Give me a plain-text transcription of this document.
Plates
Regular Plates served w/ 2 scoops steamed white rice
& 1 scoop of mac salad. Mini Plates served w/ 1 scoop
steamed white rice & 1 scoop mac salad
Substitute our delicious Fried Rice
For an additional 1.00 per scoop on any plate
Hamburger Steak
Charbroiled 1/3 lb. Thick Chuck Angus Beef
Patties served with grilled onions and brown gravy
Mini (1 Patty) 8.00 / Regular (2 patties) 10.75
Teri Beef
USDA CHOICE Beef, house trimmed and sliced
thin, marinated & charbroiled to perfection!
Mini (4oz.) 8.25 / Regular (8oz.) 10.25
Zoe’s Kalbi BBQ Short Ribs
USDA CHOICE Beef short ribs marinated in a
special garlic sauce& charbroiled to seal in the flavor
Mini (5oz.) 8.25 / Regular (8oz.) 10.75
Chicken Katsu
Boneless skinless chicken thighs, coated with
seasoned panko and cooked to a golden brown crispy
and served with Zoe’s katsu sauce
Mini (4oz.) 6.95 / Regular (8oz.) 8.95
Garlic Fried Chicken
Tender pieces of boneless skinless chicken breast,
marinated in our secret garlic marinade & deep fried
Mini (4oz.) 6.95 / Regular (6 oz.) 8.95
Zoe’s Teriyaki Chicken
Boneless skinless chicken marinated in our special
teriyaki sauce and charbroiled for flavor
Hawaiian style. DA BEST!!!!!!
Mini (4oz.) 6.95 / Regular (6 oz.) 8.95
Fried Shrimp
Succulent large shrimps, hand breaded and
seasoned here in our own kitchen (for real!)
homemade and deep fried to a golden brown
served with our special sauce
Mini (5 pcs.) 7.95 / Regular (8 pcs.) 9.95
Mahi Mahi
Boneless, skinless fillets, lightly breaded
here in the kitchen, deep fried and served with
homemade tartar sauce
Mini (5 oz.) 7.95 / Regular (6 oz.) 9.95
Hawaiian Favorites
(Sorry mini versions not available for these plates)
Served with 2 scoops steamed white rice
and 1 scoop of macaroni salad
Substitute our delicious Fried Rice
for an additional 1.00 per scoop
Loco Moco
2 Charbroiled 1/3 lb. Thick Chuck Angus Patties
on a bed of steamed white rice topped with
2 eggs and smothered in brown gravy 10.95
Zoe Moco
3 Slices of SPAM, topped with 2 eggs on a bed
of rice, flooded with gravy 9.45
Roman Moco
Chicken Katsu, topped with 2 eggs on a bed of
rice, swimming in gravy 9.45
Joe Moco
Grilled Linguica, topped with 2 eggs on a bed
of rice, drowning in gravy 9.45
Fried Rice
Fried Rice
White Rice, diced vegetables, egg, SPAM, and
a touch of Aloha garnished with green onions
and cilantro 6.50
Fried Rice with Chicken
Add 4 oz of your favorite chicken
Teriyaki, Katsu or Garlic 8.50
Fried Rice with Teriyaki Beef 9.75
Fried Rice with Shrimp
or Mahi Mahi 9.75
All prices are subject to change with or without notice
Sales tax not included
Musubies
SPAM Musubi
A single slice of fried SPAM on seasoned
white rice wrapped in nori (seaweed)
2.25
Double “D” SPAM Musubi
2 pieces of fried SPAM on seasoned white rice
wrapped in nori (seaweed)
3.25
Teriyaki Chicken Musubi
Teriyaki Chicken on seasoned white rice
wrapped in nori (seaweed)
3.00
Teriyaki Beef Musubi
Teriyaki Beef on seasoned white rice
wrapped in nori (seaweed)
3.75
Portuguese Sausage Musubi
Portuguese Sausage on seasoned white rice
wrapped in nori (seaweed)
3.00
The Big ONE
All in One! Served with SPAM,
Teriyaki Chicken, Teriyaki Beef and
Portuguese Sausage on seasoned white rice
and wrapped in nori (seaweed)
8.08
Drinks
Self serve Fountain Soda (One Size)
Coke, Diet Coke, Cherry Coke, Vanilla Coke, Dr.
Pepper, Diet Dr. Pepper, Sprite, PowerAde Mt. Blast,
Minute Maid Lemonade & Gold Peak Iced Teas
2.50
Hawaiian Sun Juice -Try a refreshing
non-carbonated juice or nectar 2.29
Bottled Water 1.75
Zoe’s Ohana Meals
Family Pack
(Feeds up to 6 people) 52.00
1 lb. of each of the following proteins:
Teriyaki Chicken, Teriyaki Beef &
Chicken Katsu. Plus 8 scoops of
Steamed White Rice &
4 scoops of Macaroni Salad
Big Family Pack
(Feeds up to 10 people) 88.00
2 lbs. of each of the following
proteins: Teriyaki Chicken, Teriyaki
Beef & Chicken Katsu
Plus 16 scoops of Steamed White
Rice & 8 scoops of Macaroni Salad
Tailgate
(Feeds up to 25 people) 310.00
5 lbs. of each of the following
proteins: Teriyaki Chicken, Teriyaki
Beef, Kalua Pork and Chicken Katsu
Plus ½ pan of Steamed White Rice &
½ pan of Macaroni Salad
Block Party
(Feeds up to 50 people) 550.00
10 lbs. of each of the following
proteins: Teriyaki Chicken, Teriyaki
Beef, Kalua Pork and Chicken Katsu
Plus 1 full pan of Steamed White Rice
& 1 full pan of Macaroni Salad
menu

> [Task to carry out]
Retype the material above from start to finish without any changes.

> [Solution to the problem]
Give me a plain-text transcription of this document.
Plates
Regular Plates served w/ 2 scoops steamed white rice
& 1 scoop of mac salad. Mini Plates served w/ 1 scoop
steamed white rice & 1 scoop mac salad
Substitute our delicious Fried Rice
For an additional 1.00 per scoop on any plate
Hamburger Steak
Charbroiled 1/3 lb. Thick Chuck Angus Beef
Patties served with grilled onions and brown gravy
Mini (1 Patty) 8.00 / Regular (2 patties) 10.75
Teri Beef
USDA CHOICE Beef, house trimmed and sliced
thin, marinated & charbroiled to perfection!
Mini (4oz.) 8.25 / Regular (8oz.) 10.25
Zoe’s Kalbi BBQ Short Ribs
USDA CHOICE Beef short ribs marinated in a
special garlic sauce& charbroiled to seal in the flavor
Mini (5oz.) 8.25 / Regular (8oz.) 10.75
Chicken Katsu
Boneless skinless chicken thighs, coated with
seasoned panko and cooked to a golden brown crispy
and served with Zoe’s katsu sauce
Mini (4oz.) 6.95 / Regular (8oz.) 8.95
Garlic Fried Chicken
Tender pieces of boneless skinless chicken breast,
marinated in our secret garlic marinade & deep fried
Mini (4oz.) 6.95 / Regular (6 oz.) 8.95
Zoe’s Teriyaki Chicken
Boneless skinless chicken marinated in our special
teriyaki sauce and charbroiled for flavor
Hawaiian style. DA BEST!!!!!!
Mini (4oz.) 6.95 / Regular (6 oz.) 8.95
Fried Shrimp
Succulent large shrimps, hand breaded and
seasoned here in our own kitchen (for real!)
homemade and deep fried to a golden brown
served with our special sauce
Mini (5 pcs.) 7.95 / Regular (8 pcs.) 9.95
Mahi Mahi
Boneless, skinless fillets, lightly breaded
here in the kitchen, deep fried and served with
homemade tartar sauce
Mini (5 oz.) 7.95 / Regular (6 oz.) 9.95
Hawaiian Favorites
(Sorry mini versions not available for these plates)
Served with 2 scoops steamed white rice
and 1 scoop of macaroni salad
Substitute our delicious Fried Rice
for an additional 1.00 per scoop
Loco Moco
2 Charbroiled 1/3 lb. Thick Chuck Angus Patties
on a bed of steamed white rice topped with
2 eggs and smothered in brown gravy 10.95
Zoe Moco
3 Slices of SPAM, topped with 2 eggs on a bed
of rice, flooded with gravy 9.45
Roman Moco
Chicken Katsu, topped with 2 eggs on a bed of
rice, swimming in gravy 9.45
Joe Moco
Grilled Linguica, topped with 2 eggs on a bed
of rice, drowning in gravy 9.45
Fried Rice
Fried Rice
White Rice, diced vegetables, egg, SPAM, and
a touch of Aloha garnished with green onions
and cilantro 6.50
Fried Rice with Chicken
Add 4 oz of your favorite chicken
Teriyaki, Katsu or Garlic 8.50
Fried Rice with Teriyaki Beef 9.75
Fried Rice with Shrimp
or Mahi Mahi 9.75
All prices are subject to change with or without notice
Sales tax not included
Musubies
SPAM Musubi
A single slice of fried SPAM on seasoned
white rice wrapped in nori (seaweed)
2.25
Double “D” SPAM Musubi
2 pieces of fried SPAM on seasoned white rice
wrapped in nori (seaweed)
3.25
Teriyaki Chicken Musubi
Teriyaki Chicken on seasoned white rice
wrapped in nori (seaweed)
3.00
Teriyaki Beef Musubi
Teriyaki Beef on seasoned white rice
wrapped in nori (seaweed)
3.75
Portuguese Sausage Musubi
Portuguese Sausage on seasoned white rice
wrapped in nori (seaweed)
3.00
The Big ONE
All in One! Served with SPAM,
Teriyaki Chicken, Teriyaki Beef and
Portuguese Sausage on seasoned white rice
and wrapped in nori (seaweed)
8.08
Drinks
Self serve Fountain Soda (One Size)
Coke, Diet Coke, Cherry Coke, Vanilla Coke, Dr.
Pepper, Diet Dr. Pepper, Sprite, PowerAde Mt. Blast,
Minute Maid Lemonade & Gold Peak Iced Teas
2.50
Hawaiian Sun Juice -Try a refreshing
non-carbonated juice or nectar 2.29
Bottled Water 1.75
Zoe’s Ohana Meals
Family Pack
(Feeds up to 6 people) 52.00
1 lb. of each of the following proteins:
Teriyaki Chicken, Teriyaki Beef &
Chicken Katsu. Plus 8 scoops of
Steamed White Rice &
4 scoops of Macaroni Salad
Big Family Pack
(Feeds up to 10 people) 88.00
2 lbs. of each of the following
proteins: Teriyaki Chicken, Teriyaki
Beef & Chicken Katsu
Plus 16 scoops of Steamed White
Rice & 8 scoops of Macaroni Salad
Tailgate
(Feeds up to 25 people) 310.00
5 lbs. of each of the following
proteins: Teriyaki Chicken, Teriyaki
Beef, Kalua Pork and Chicken Katsu
Plus ½ pan of Steamed White Rice &
½ pan of Macaroni Salad
Block Party
(Feeds up to 50 people) 550.00
10 lbs. of each of the following
proteins: Teriyaki Chicken, Teriyaki
Beef, Kalua Pork and Chicken Katsu
Plus 1 full pan of Steamed White Rice
& 1 full pan of Macaroni Salad
menu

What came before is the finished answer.